(Supplied data begins)
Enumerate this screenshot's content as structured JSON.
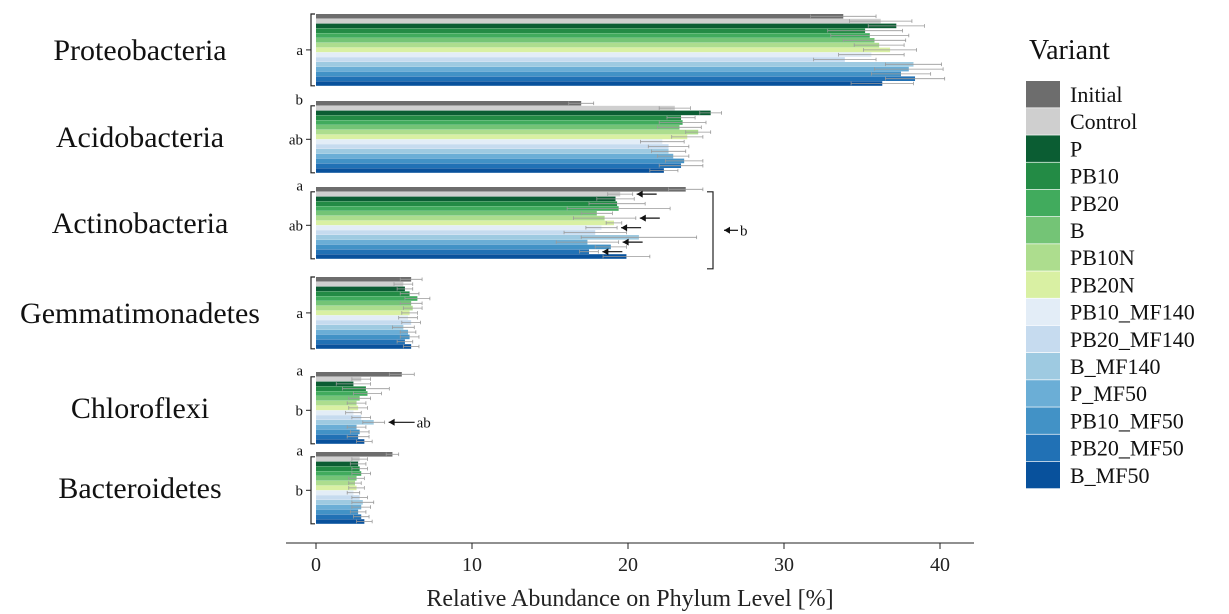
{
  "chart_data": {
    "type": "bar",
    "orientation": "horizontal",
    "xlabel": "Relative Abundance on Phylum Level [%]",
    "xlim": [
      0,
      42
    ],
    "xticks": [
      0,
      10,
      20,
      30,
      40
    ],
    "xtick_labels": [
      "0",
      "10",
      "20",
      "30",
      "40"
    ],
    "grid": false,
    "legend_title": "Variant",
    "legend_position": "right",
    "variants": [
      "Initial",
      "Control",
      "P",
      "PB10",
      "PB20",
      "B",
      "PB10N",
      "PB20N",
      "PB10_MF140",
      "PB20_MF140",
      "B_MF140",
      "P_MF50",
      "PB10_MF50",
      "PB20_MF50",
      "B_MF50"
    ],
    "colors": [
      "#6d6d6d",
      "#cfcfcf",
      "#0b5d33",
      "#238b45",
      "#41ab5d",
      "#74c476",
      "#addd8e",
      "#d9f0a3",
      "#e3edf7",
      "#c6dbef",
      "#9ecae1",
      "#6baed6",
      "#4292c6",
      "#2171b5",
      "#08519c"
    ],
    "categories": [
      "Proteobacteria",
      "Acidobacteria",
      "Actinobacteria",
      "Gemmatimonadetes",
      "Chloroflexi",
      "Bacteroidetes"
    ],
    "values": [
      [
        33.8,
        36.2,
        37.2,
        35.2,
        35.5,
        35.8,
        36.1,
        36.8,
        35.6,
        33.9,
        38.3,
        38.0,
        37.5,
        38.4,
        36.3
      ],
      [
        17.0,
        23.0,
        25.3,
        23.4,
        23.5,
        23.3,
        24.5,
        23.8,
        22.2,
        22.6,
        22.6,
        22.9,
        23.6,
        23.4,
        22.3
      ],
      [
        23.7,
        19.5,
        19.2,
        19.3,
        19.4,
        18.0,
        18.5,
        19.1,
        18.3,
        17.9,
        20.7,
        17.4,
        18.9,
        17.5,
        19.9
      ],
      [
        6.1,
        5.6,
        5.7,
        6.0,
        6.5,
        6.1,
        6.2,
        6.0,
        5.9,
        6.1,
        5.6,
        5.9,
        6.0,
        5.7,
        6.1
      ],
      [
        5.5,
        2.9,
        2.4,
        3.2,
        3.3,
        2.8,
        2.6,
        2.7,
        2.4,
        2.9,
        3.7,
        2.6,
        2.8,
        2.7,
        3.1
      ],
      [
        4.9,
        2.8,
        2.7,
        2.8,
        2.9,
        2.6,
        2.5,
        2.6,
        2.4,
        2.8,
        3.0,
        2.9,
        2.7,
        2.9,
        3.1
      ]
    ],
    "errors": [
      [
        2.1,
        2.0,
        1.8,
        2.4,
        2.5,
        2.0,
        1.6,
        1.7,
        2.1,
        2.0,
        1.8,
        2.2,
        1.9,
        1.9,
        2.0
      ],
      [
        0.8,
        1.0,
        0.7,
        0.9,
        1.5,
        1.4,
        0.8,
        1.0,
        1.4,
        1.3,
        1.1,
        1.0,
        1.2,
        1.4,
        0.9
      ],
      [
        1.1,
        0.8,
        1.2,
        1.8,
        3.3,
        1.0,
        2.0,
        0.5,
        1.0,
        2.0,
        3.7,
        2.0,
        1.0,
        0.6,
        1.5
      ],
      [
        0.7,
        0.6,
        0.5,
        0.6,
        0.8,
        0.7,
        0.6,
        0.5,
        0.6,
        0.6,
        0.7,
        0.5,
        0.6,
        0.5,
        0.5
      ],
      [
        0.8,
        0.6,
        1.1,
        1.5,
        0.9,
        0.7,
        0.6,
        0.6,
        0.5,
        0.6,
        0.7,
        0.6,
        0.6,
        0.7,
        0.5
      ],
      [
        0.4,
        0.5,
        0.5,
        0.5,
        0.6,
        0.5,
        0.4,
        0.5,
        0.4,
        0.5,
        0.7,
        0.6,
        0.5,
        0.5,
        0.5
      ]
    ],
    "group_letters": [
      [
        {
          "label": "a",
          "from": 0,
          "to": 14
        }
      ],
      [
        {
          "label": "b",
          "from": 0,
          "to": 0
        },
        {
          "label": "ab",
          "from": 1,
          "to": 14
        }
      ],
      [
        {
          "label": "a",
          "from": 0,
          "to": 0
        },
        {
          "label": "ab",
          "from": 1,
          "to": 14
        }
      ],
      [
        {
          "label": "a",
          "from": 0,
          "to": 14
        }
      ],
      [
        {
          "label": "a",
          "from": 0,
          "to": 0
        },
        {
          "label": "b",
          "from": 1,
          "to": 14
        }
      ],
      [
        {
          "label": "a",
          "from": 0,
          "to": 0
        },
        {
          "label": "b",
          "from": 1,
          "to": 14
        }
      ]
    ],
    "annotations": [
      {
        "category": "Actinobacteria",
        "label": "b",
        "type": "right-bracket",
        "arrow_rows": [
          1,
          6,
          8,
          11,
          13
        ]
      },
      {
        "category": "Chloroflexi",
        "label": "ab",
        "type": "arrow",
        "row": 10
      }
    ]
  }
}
(Supplied data ends)
(Supplied data begins)
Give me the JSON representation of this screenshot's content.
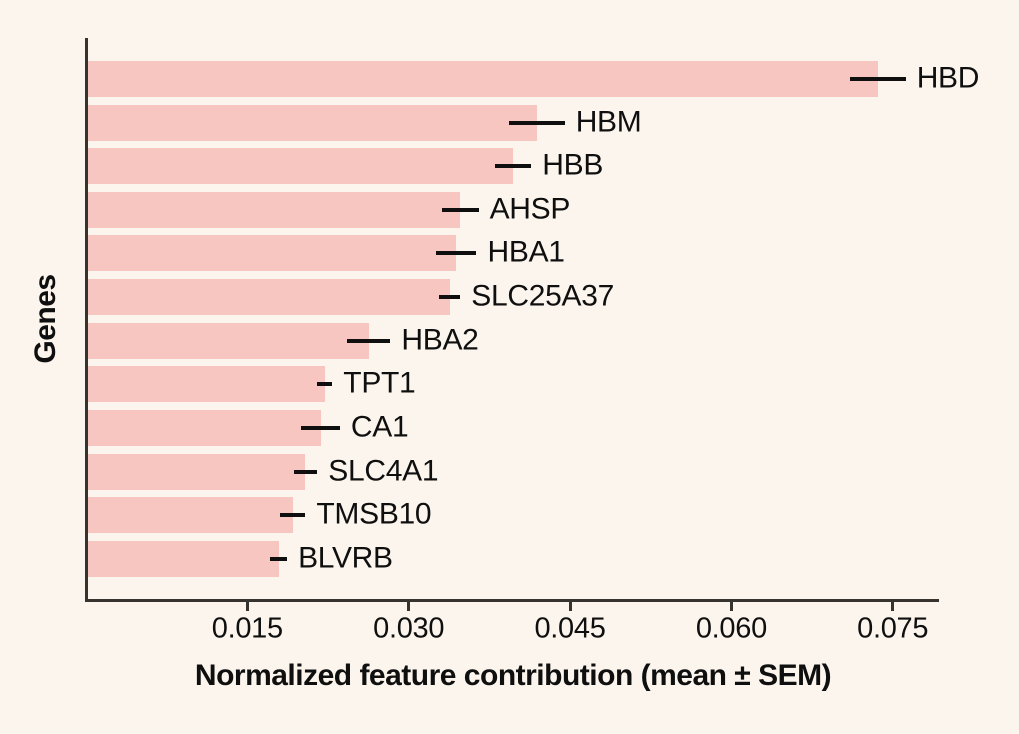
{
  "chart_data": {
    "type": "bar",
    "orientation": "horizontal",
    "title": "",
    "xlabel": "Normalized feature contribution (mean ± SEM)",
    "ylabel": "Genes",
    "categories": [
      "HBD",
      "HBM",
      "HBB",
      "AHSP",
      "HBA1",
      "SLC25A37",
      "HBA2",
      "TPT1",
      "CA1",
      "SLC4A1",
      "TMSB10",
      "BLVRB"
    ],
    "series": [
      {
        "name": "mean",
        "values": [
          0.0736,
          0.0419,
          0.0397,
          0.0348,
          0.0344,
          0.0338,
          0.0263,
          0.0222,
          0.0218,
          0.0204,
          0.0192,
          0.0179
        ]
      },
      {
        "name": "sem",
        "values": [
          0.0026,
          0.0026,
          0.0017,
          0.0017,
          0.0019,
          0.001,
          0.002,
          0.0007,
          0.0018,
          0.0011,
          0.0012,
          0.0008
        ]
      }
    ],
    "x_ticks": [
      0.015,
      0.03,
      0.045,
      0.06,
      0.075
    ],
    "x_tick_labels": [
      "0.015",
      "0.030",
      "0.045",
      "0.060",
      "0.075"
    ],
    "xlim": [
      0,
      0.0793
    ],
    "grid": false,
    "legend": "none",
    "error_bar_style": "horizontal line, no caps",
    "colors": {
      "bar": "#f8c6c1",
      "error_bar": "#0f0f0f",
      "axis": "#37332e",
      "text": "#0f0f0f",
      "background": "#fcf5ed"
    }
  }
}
(Supplied data ends)
§ Requirement:
Of the lines in the listing, some hold the word "xlabel". Report how many, and only that.

§ Solution below:
2